◆ **EXERCISE**: Search the data below for "tarifa"; list each line that holds it.

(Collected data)

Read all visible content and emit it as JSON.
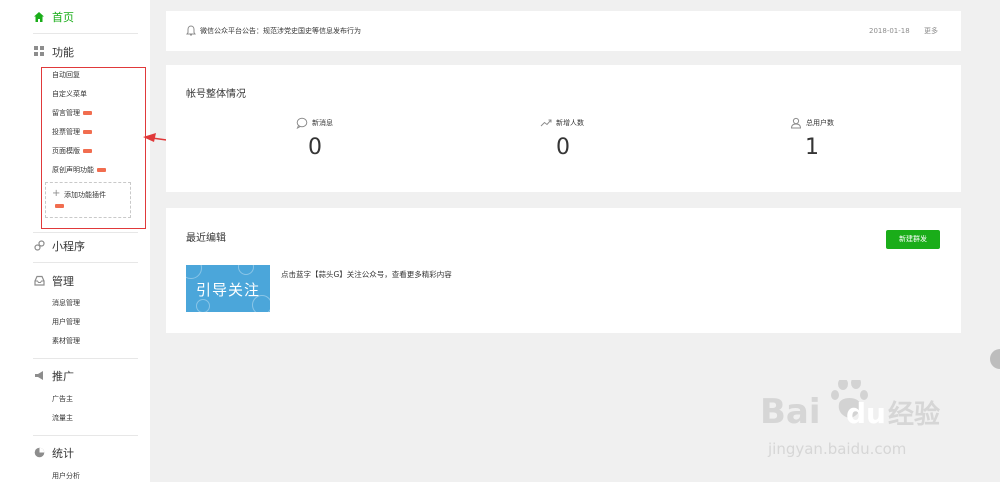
{
  "sidebar": {
    "home": {
      "label": "首页",
      "icon": "home-icon"
    },
    "features": {
      "label": "功能",
      "icon": "grid-icon",
      "items": [
        {
          "label": "自动回复",
          "new": false
        },
        {
          "label": "自定义菜单",
          "new": false
        },
        {
          "label": "留言管理",
          "new": true
        },
        {
          "label": "投票管理",
          "new": true
        },
        {
          "label": "页面模版",
          "new": true
        },
        {
          "label": "原创声明功能",
          "new": true
        }
      ],
      "add_plugin": {
        "label": "添加功能插件",
        "new": true
      }
    },
    "mini_program": {
      "label": "小程序",
      "icon": "link-icon"
    },
    "manage": {
      "label": "管理",
      "icon": "inbox-icon",
      "items": [
        "消息管理",
        "用户管理",
        "素材管理"
      ]
    },
    "promote": {
      "label": "推广",
      "icon": "megaphone-icon",
      "items": [
        "广告主",
        "流量主"
      ]
    },
    "stats": {
      "label": "统计",
      "icon": "pie-chart-icon",
      "items": [
        "用户分析"
      ]
    }
  },
  "notice": {
    "text": "微信公众平台公告：规范涉党史国史等信息发布行为",
    "date": "2018-01-18",
    "more": "更多"
  },
  "overview": {
    "title": "帐号整体情况",
    "stats": [
      {
        "label": "新消息",
        "value": "0",
        "icon": "message-bubble-icon"
      },
      {
        "label": "新增人数",
        "value": "0",
        "icon": "trend-up-icon"
      },
      {
        "label": "总用户数",
        "value": "1",
        "icon": "user-icon"
      }
    ]
  },
  "recent": {
    "title": "最近编辑",
    "new_button": "新建群发",
    "article": {
      "thumbnail_text": "引导关注",
      "title": "点击蓝字【蒜头G】关注公众号，查看更多精彩内容"
    }
  },
  "watermark": {
    "brand": "Bai du 经验",
    "url": "jingyan.baidu.com"
  },
  "colors": {
    "accent": "#1aad19",
    "highlight": "#e0393a",
    "new_tag": "#f16d4f",
    "thumbnail_bg": "#4ba6da"
  }
}
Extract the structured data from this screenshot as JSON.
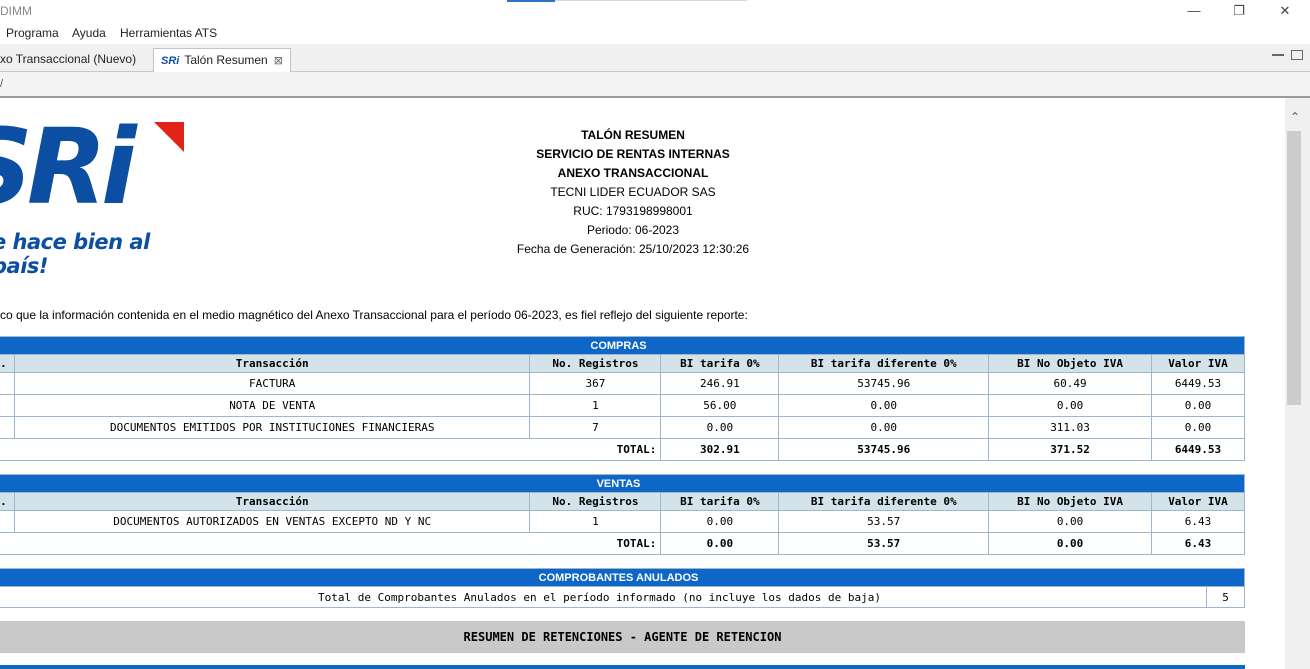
{
  "window": {
    "title": "DIMM",
    "minimize_glyph": "—",
    "restore_glyph": "❐",
    "close_glyph": "✕"
  },
  "menu": [
    "Programa",
    "Ayuda",
    "Herramientas ATS"
  ],
  "tabs": {
    "inactive_label": "xo Transaccional (Nuevo)",
    "active_icon_text": "SRi",
    "active_label": "Talón Resumen",
    "close_glyph": "⊠"
  },
  "toolbar": {
    "glyph": "/"
  },
  "logo": {
    "brand": "SRi",
    "slogan": "e hace bien al país!"
  },
  "header": {
    "line1": "TALÓN RESUMEN",
    "line2": "SERVICIO DE RENTAS INTERNAS",
    "line3": "ANEXO TRANSACCIONAL",
    "company": "TECNI LIDER ECUADOR SAS",
    "ruc": "RUC: 1793198998001",
    "periodo": "Periodo: 06-2023",
    "fecha": "Fecha de Generación: 25/10/2023 12:30:26"
  },
  "statement": "co que la información contenida en el medio magnético del Anexo Transaccional para el período 06-2023, es fiel reflejo del siguiente reporte:",
  "columns": {
    "first": ".",
    "transaccion": "Transacción",
    "registros": "No. Registros",
    "bi0": "BI tarifa 0%",
    "bidif": "BI tarifa diferente 0%",
    "bino": "BI No Objeto IVA",
    "iva": "Valor IVA"
  },
  "compras": {
    "title": "COMPRAS",
    "rows": [
      {
        "transaccion": "FACTURA",
        "registros": "367",
        "bi0": "246.91",
        "bidif": "53745.96",
        "bino": "60.49",
        "iva": "6449.53"
      },
      {
        "transaccion": "NOTA DE VENTA",
        "registros": "1",
        "bi0": "56.00",
        "bidif": "0.00",
        "bino": "0.00",
        "iva": "0.00"
      },
      {
        "transaccion": "DOCUMENTOS EMITIDOS POR INSTITUCIONES FINANCIERAS",
        "registros": "7",
        "bi0": "0.00",
        "bidif": "0.00",
        "bino": "311.03",
        "iva": "0.00"
      }
    ],
    "total": {
      "label": "TOTAL:",
      "bi0": "302.91",
      "bidif": "53745.96",
      "bino": "371.52",
      "iva": "6449.53"
    }
  },
  "ventas": {
    "title": "VENTAS",
    "rows": [
      {
        "transaccion": "DOCUMENTOS AUTORIZADOS EN VENTAS EXCEPTO ND Y NC",
        "registros": "1",
        "bi0": "0.00",
        "bidif": "53.57",
        "bino": "0.00",
        "iva": "6.43"
      }
    ],
    "total": {
      "label": "TOTAL:",
      "bi0": "0.00",
      "bidif": "53.57",
      "bino": "0.00",
      "iva": "6.43"
    }
  },
  "anulados": {
    "title": "COMPROBANTES ANULADOS",
    "description": "Total de Comprobantes Anulados en el período informado (no incluye los dados de baja)",
    "count": "5"
  },
  "retenciones": {
    "title": "RESUMEN DE RETENCIONES - AGENTE DE RETENCION"
  },
  "colors": {
    "section_blue": "#0e66c6",
    "header_row": "#d4e2ea",
    "brand_blue": "#0b4ea2",
    "brand_red": "#e2231a"
  }
}
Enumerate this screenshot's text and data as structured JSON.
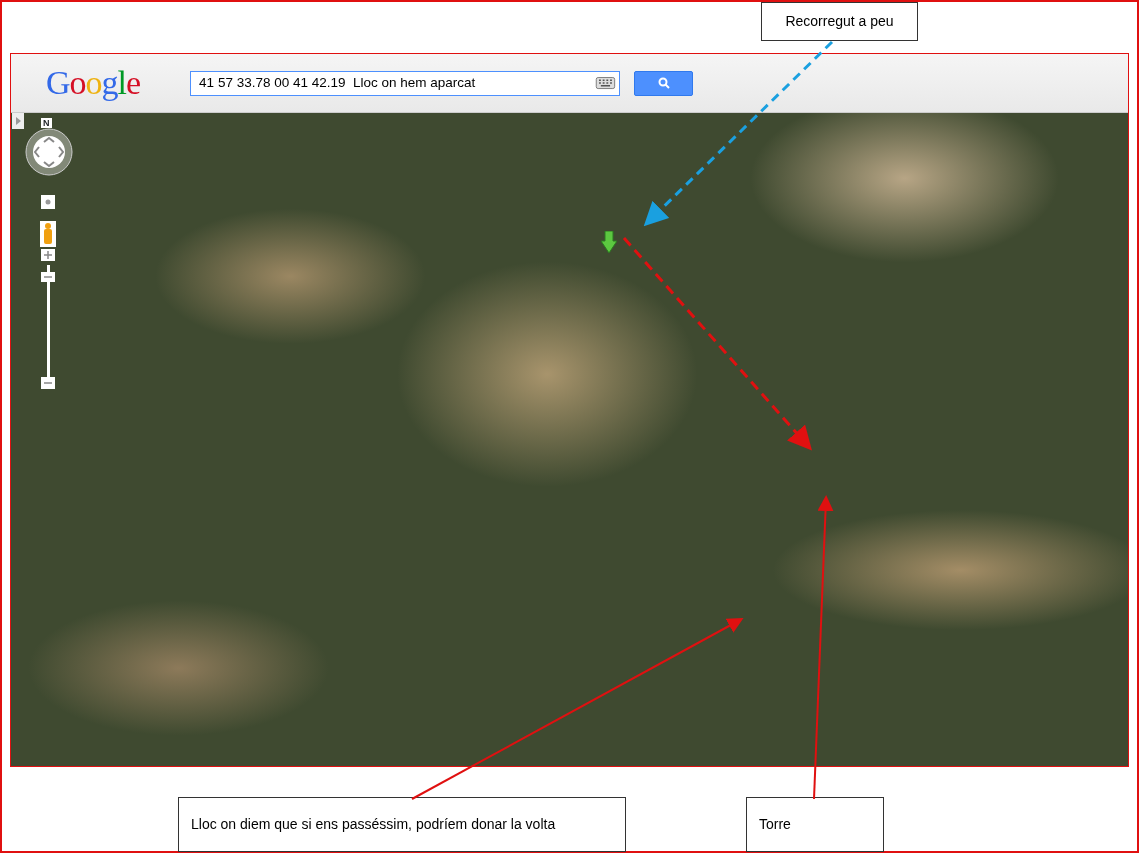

◆ **EXERCISE ANSWER**:
    "bi0": "BI tarifa 0%",
    "bidif": "BI tarifa diferente 0%",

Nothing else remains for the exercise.